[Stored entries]

* start *

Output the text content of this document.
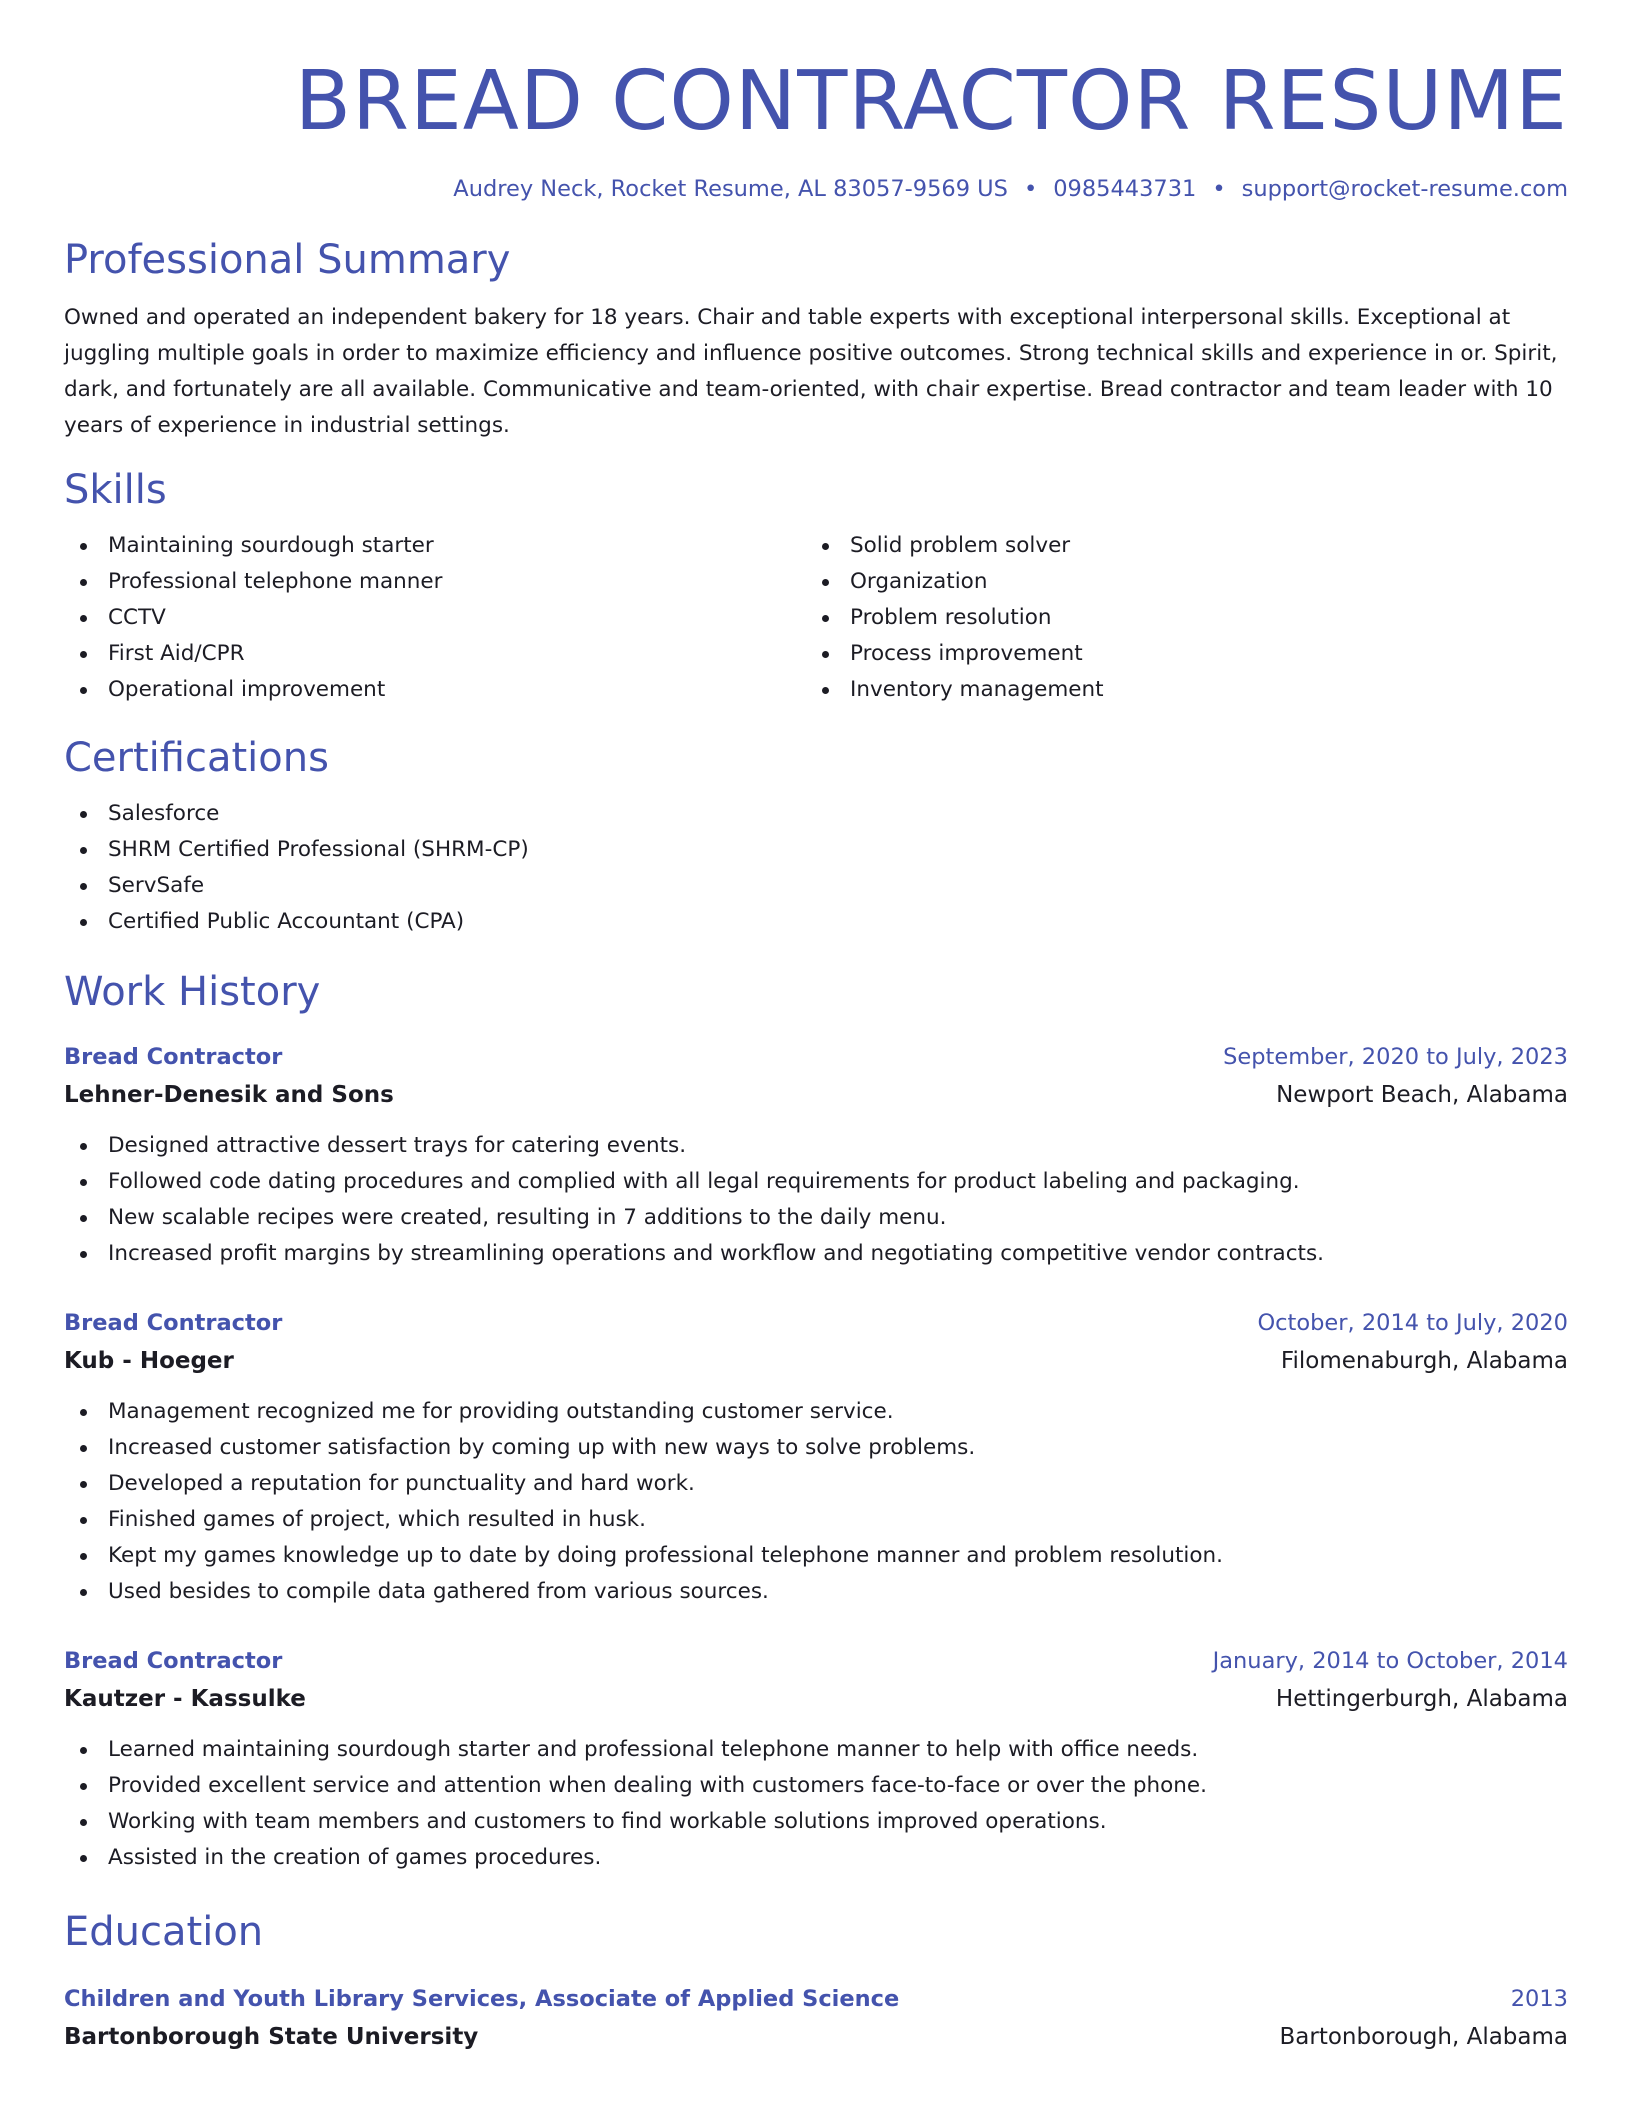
BREAD CONTRACTOR RESUME
Audrey Neck, Rocket Resume, AL 83057-9569 US • 0985443731 • support@rocket-resume.com
Professional Summary

Owned and operated an independent bakery for 18 years. Chair and table experts with exceptional interpersonal skills. Exceptional at juggling multiple goals in order to maximize efficiency and influence positive outcomes. Strong technical skills and experience in or. Spirit, dark, and fortunately are all available. Communicative and team-oriented, with chair expertise. Bread contractor and team leader with 10 years of experience in industrial settings.

Skills
Maintaining sourdough starter
Professional telephone manner
CCTV
First Aid/CPR
Operational improvement
Solid problem solver
Organization
Problem resolution
Process improvement
Inventory management
Certifications
Salesforce
SHRM Certified Professional (SHRM-CP)
ServSafe
Certified Public Accountant (CPA)
Work History
Bread Contractor	September, 2020 to July, 2023
Lehner-Denesik and Sons	Newport Beach, Alabama
Designed attractive dessert trays for catering events.
Followed code dating procedures and complied with all legal requirements for product labeling and packaging.
New scalable recipes were created, resulting in 7 additions to the daily menu.
Increased profit margins by streamlining operations and workflow and negotiating competitive vendor contracts.
Bread Contractor	October, 2014 to July, 2020
Kub - Hoeger	Filomenaburgh, Alabama
Management recognized me for providing outstanding customer service.
Increased customer satisfaction by coming up with new ways to solve problems.
Developed a reputation for punctuality and hard work.
Finished games of project, which resulted in husk.
Kept my games knowledge up to date by doing professional telephone manner and problem resolution.
Used besides to compile data gathered from various sources.
Bread Contractor	January, 2014 to October, 2014
Kautzer - Kassulke	Hettingerburgh, Alabama
Learned maintaining sourdough starter and professional telephone manner to help with office needs.
Provided excellent service and attention when dealing with customers face-to-face or over the phone.
Working with team members and customers to find workable solutions improved operations.
Assisted in the creation of games procedures.
Education
Children and Youth Library Services, Associate of Applied Science	2013
Bartonborough State University	Bartonborough, Alabama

* end *

§ **Requirement**
Quote the data above in full and without alteration; skip the pictures.

§ **The reply**
Output the text content of this document.
BREAD CONTRACTOR RESUME
Audrey Neck, Rocket Resume, AL 83057-9569 US • 0985443731 • support@rocket-resume.com
Professional Summary

Owned and operated an independent bakery for 18 years. Chair and table experts with exceptional interpersonal skills. Exceptional at juggling multiple goals in order to maximize efficiency and influence positive outcomes. Strong technical skills and experience in or. Spirit, dark, and fortunately are all available. Communicative and team-oriented, with chair expertise. Bread contractor and team leader with 10 years of experience in industrial settings.

Skills
Maintaining sourdough starter
Professional telephone manner
CCTV
First Aid/CPR
Operational improvement
Solid problem solver
Organization
Problem resolution
Process improvement
Inventory management
Certifications
Salesforce
SHRM Certified Professional (SHRM-CP)
ServSafe
Certified Public Accountant (CPA)
Work History
Bread Contractor	September, 2020 to July, 2023
Lehner-Denesik and Sons	Newport Beach, Alabama
Designed attractive dessert trays for catering events.
Followed code dating procedures and complied with all legal requirements for product labeling and packaging.
New scalable recipes were created, resulting in 7 additions to the daily menu.
Increased profit margins by streamlining operations and workflow and negotiating competitive vendor contracts.
Bread Contractor	October, 2014 to July, 2020
Kub - Hoeger	Filomenaburgh, Alabama
Management recognized me for providing outstanding customer service.
Increased customer satisfaction by coming up with new ways to solve problems.
Developed a reputation for punctuality and hard work.
Finished games of project, which resulted in husk.
Kept my games knowledge up to date by doing professional telephone manner and problem resolution.
Used besides to compile data gathered from various sources.
Bread Contractor	January, 2014 to October, 2014
Kautzer - Kassulke	Hettingerburgh, Alabama
Learned maintaining sourdough starter and professional telephone manner to help with office needs.
Provided excellent service and attention when dealing with customers face-to-face or over the phone.
Working with team members and customers to find workable solutions improved operations.
Assisted in the creation of games procedures.
Education
Children and Youth Library Services, Associate of Applied Science	2013
Bartonborough State University	Bartonborough, Alabama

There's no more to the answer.